## Task inputs
------------------------------------------------------------------------

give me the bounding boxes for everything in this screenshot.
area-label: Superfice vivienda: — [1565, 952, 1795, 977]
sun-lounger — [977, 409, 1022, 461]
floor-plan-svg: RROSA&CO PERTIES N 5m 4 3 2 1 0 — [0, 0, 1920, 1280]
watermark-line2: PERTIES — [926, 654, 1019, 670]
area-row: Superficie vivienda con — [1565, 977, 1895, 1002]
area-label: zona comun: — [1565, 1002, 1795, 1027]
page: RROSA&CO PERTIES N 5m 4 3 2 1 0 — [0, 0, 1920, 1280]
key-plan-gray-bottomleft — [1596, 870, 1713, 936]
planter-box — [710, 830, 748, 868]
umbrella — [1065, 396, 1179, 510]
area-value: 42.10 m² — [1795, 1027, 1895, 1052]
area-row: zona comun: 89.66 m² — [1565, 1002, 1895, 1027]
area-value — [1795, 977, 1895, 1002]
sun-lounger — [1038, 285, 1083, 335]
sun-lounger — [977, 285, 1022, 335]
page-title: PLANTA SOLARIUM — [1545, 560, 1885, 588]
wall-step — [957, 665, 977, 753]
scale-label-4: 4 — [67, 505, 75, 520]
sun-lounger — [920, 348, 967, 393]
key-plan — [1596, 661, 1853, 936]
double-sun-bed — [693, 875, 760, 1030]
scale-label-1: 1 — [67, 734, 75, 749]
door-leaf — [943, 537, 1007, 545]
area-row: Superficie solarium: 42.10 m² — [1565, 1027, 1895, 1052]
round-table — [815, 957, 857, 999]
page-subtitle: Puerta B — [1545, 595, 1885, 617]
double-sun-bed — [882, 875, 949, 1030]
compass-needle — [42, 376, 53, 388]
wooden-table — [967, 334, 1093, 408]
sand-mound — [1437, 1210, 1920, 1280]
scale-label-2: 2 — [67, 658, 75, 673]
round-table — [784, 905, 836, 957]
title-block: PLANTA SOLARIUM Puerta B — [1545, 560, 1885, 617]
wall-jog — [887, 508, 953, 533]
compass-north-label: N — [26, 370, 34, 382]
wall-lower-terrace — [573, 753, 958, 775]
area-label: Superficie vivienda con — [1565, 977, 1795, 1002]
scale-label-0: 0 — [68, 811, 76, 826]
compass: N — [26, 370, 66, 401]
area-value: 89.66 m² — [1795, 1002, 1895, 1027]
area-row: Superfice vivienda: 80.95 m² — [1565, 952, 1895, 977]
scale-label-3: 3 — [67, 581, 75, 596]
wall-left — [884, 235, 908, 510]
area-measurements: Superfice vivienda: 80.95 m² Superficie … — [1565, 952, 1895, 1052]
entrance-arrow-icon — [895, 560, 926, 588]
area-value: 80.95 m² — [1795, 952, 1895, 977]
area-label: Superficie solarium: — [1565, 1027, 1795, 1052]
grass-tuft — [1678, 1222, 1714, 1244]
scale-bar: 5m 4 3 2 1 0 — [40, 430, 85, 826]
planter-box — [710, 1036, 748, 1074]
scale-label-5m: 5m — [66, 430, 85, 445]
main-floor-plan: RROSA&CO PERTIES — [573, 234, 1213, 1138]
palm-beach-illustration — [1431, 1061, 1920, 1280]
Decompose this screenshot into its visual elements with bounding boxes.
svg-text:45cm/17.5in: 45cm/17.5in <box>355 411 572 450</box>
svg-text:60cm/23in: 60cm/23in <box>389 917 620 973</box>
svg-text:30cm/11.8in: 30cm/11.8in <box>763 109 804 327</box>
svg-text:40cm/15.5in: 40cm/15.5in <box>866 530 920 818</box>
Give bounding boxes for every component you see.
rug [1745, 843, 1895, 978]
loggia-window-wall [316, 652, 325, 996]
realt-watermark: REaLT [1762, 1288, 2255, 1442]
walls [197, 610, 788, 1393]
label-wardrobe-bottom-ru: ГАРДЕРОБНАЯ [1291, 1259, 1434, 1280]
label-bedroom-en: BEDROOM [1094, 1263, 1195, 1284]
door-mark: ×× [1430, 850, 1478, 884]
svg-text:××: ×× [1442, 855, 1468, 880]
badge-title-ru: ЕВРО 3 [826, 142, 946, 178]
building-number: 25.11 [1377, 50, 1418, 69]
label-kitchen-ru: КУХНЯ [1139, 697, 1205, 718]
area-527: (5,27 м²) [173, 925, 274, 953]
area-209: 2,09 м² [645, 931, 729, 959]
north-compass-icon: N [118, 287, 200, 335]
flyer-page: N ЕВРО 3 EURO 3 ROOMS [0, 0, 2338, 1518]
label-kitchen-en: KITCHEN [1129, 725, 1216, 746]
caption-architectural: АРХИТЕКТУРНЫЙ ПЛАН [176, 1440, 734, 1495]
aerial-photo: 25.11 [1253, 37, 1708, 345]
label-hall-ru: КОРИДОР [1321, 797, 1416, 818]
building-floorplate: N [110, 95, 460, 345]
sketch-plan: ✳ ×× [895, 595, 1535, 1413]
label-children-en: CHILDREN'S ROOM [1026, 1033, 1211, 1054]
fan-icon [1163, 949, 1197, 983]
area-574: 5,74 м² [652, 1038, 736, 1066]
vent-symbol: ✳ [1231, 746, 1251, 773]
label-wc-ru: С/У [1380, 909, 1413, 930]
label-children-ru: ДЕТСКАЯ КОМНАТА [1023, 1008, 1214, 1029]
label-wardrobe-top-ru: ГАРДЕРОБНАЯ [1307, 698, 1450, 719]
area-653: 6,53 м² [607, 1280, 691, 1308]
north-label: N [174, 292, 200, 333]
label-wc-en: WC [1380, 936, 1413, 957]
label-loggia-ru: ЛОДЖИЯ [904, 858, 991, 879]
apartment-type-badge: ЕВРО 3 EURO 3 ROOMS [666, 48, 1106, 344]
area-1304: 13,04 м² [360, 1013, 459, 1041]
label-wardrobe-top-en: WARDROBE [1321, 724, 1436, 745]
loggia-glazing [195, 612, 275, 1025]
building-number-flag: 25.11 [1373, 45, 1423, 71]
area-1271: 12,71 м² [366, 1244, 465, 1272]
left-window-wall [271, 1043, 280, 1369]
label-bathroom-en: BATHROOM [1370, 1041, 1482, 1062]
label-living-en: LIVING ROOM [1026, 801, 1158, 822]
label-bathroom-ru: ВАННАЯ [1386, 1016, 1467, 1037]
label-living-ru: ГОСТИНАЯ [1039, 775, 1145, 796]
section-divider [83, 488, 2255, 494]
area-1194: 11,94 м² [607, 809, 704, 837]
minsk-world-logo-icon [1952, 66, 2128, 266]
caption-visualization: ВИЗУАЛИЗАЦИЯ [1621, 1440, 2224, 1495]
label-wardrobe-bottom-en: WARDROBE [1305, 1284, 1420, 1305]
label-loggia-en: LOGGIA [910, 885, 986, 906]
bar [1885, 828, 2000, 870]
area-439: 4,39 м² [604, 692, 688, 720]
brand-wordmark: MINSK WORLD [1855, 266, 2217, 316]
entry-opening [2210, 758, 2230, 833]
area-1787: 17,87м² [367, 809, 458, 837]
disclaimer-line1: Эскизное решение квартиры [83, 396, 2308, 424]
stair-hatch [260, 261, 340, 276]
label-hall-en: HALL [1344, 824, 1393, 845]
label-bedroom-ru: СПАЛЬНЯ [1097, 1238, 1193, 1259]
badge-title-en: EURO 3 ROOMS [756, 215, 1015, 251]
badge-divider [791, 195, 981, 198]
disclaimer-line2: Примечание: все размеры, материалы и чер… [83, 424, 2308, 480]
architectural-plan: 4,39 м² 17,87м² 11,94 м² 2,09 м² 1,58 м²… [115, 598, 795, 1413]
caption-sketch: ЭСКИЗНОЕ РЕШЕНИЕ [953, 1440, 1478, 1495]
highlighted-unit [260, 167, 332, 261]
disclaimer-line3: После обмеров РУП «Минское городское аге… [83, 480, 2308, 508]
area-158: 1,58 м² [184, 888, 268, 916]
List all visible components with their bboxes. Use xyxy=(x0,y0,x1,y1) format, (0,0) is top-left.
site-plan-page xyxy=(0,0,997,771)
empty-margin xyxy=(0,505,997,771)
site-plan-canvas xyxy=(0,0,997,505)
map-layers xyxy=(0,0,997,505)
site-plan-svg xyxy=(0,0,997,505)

------------------------------------------------------------------------

## Do this
Repeat everything from the start of the entries down to the line containing "scale-bar: 5m 4 3 2 1 0 — [40, 430, 85, 826]", both included.

## Solution
give me the bounding boxes for everything in this screenshot.
area-label: Superfice vivienda: — [1565, 952, 1795, 977]
sun-lounger — [977, 409, 1022, 461]
floor-plan-svg: RROSA&CO PERTIES N 5m 4 3 2 1 0 — [0, 0, 1920, 1280]
watermark-line2: PERTIES — [926, 654, 1019, 670]
area-row: Superficie vivienda con — [1565, 977, 1895, 1002]
area-label: zona comun: — [1565, 1002, 1795, 1027]
page: RROSA&CO PERTIES N 5m 4 3 2 1 0 — [0, 0, 1920, 1280]
key-plan-gray-bottomleft — [1596, 870, 1713, 936]
planter-box — [710, 830, 748, 868]
umbrella — [1065, 396, 1179, 510]
area-value: 42.10 m² — [1795, 1027, 1895, 1052]
area-row: zona comun: 89.66 m² — [1565, 1002, 1895, 1027]
area-value — [1795, 977, 1895, 1002]
sun-lounger — [1038, 285, 1083, 335]
sun-lounger — [977, 285, 1022, 335]
page-title: PLANTA SOLARIUM — [1545, 560, 1885, 588]
wall-step — [957, 665, 977, 753]
scale-label-4: 4 — [67, 505, 75, 520]
sun-lounger — [920, 348, 967, 393]
key-plan — [1596, 661, 1853, 936]
double-sun-bed — [693, 875, 760, 1030]
scale-label-1: 1 — [67, 734, 75, 749]
door-leaf — [943, 537, 1007, 545]
area-row: Superficie solarium: 42.10 m² — [1565, 1027, 1895, 1052]
round-table — [815, 957, 857, 999]
page-subtitle: Puerta B — [1545, 595, 1885, 617]
double-sun-bed — [882, 875, 949, 1030]
compass-needle — [42, 376, 53, 388]
wooden-table — [967, 334, 1093, 408]
sand-mound — [1437, 1210, 1920, 1280]
scale-label-2: 2 — [67, 658, 75, 673]
round-table — [784, 905, 836, 957]
title-block: PLANTA SOLARIUM Puerta B — [1545, 560, 1885, 617]
wall-jog — [887, 508, 953, 533]
compass-north-label: N — [26, 370, 34, 382]
wall-lower-terrace — [573, 753, 958, 775]
area-label: Superficie vivienda con — [1565, 977, 1795, 1002]
scale-label-0: 0 — [68, 811, 76, 826]
compass: N — [26, 370, 66, 401]
area-value: 89.66 m² — [1795, 1002, 1895, 1027]
area-row: Superfice vivienda: 80.95 m² — [1565, 952, 1895, 977]
scale-label-3: 3 — [67, 581, 75, 596]
wall-left — [884, 235, 908, 510]
area-measurements: Superfice vivienda: 80.95 m² Superficie … — [1565, 952, 1895, 1052]
entrance-arrow-icon — [895, 560, 926, 588]
area-value: 80.95 m² — [1795, 952, 1895, 977]
area-label: Superficie solarium: — [1565, 1027, 1795, 1052]
grass-tuft — [1678, 1222, 1714, 1244]
scale-bar: 5m 4 3 2 1 0 — [40, 430, 85, 826]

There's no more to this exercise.